WHAT IS EXPECTED: Output the entries word for word. Omit images.

start SOURCE DATA

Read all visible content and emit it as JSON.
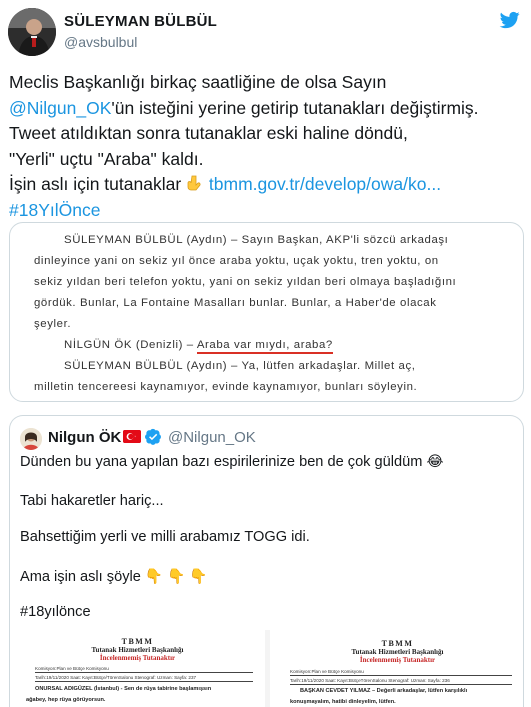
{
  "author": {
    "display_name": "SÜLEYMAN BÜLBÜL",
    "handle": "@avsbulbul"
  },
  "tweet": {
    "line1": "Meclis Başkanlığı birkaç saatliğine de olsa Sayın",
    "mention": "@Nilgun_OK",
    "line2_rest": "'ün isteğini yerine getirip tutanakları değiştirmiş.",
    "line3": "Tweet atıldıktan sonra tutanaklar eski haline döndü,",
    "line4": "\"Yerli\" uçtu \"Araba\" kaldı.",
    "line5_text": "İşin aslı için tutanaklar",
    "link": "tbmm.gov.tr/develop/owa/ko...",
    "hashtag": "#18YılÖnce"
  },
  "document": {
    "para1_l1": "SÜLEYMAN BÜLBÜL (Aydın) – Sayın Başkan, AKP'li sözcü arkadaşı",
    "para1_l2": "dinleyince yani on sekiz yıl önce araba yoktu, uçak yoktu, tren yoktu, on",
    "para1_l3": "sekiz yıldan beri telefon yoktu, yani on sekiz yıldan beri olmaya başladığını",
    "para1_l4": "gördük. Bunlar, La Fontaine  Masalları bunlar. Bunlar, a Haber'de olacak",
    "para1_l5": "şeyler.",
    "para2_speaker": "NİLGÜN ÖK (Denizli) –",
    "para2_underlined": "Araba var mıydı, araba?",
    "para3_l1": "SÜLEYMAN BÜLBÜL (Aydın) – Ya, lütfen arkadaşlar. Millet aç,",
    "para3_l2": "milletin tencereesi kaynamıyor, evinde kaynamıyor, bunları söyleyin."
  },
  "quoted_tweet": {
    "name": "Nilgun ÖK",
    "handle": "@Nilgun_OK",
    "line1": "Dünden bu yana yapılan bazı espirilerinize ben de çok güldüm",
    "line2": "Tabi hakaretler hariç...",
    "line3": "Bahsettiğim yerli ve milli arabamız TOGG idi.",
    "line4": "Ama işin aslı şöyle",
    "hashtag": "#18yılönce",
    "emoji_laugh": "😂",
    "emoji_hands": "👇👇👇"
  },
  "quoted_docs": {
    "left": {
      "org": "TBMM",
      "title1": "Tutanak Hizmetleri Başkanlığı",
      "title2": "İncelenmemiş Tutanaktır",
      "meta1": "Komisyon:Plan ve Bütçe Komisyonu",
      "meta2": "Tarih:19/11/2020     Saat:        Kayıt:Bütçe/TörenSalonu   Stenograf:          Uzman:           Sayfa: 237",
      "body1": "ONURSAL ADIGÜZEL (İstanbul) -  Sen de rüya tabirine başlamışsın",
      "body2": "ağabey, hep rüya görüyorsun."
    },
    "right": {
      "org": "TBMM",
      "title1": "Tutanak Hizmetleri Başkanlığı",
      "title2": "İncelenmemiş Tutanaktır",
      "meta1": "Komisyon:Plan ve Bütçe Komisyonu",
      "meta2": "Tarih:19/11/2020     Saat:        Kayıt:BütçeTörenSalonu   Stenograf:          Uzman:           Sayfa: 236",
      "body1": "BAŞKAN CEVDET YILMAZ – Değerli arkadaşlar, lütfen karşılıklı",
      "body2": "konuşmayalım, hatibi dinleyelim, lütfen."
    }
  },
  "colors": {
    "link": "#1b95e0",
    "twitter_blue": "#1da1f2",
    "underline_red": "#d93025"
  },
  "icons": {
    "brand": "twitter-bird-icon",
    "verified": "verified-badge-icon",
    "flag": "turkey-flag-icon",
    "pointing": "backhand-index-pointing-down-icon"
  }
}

end SOURCE DATA

FULL SOLUTION:
Read all visible content and emit it as JSON.
{
  "author": {
    "display_name": "SÜLEYMAN BÜLBÜL",
    "handle": "@avsbulbul"
  },
  "tweet": {
    "line1": "Meclis Başkanlığı birkaç saatliğine de olsa Sayın",
    "mention": "@Nilgun_OK",
    "line2_rest": "'ün isteğini yerine getirip tutanakları değiştirmiş.",
    "line3": "Tweet atıldıktan sonra tutanaklar eski haline döndü,",
    "line4": "\"Yerli\" uçtu \"Araba\" kaldı.",
    "line5_text": "İşin aslı için tutanaklar",
    "link": "tbmm.gov.tr/develop/owa/ko...",
    "hashtag": "#18YılÖnce"
  },
  "document": {
    "para1_l1": "SÜLEYMAN BÜLBÜL (Aydın) – Sayın Başkan, AKP'li sözcü arkadaşı",
    "para1_l2": "dinleyince yani on sekiz yıl önce araba yoktu, uçak yoktu, tren yoktu, on",
    "para1_l3": "sekiz yıldan beri telefon yoktu, yani on sekiz yıldan beri olmaya başladığını",
    "para1_l4": "gördük. Bunlar, La Fontaine  Masalları bunlar. Bunlar, a Haber'de olacak",
    "para1_l5": "şeyler.",
    "para2_speaker": "NİLGÜN ÖK (Denizli) –",
    "para2_underlined": "Araba var mıydı, araba?",
    "para3_l1": "SÜLEYMAN BÜLBÜL (Aydın) – Ya, lütfen arkadaşlar. Millet aç,",
    "para3_l2": "milletin tencereesi kaynamıyor, evinde kaynamıyor, bunları söyleyin."
  },
  "quoted_tweet": {
    "name": "Nilgun ÖK",
    "handle": "@Nilgun_OK",
    "line1": "Dünden bu yana yapılan bazı espirilerinize ben de çok güldüm",
    "line2": "Tabi hakaretler hariç...",
    "line3": "Bahsettiğim yerli ve milli arabamız TOGG idi.",
    "line4": "Ama işin aslı şöyle",
    "hashtag": "#18yılönce",
    "emoji_laugh": "😂",
    "emoji_hands": "👇👇👇"
  },
  "quoted_docs": {
    "left": {
      "org": "TBMM",
      "title1": "Tutanak Hizmetleri Başkanlığı",
      "title2": "İncelenmemiş Tutanaktır",
      "meta1": "Komisyon:Plan ve Bütçe Komisyonu",
      "meta2": "Tarih:19/11/2020     Saat:        Kayıt:Bütçe/TörenSalonu   Stenograf:          Uzman:           Sayfa: 237",
      "body1": "ONURSAL ADIGÜZEL (İstanbul) -  Sen de rüya tabirine başlamışsın",
      "body2": "ağabey, hep rüya görüyorsun."
    },
    "right": {
      "org": "TBMM",
      "title1": "Tutanak Hizmetleri Başkanlığı",
      "title2": "İncelenmemiş Tutanaktır",
      "meta1": "Komisyon:Plan ve Bütçe Komisyonu",
      "meta2": "Tarih:19/11/2020     Saat:        Kayıt:BütçeTörenSalonu   Stenograf:          Uzman:           Sayfa: 236",
      "body1": "BAŞKAN CEVDET YILMAZ – Değerli arkadaşlar, lütfen karşılıklı",
      "body2": "konuşmayalım, hatibi dinleyelim, lütfen."
    }
  },
  "colors": {
    "link": "#1b95e0",
    "twitter_blue": "#1da1f2",
    "underline_red": "#d93025"
  },
  "icons": {
    "brand": "twitter-bird-icon",
    "verified": "verified-badge-icon",
    "flag": "turkey-flag-icon",
    "pointing": "backhand-index-pointing-down-icon"
  }
}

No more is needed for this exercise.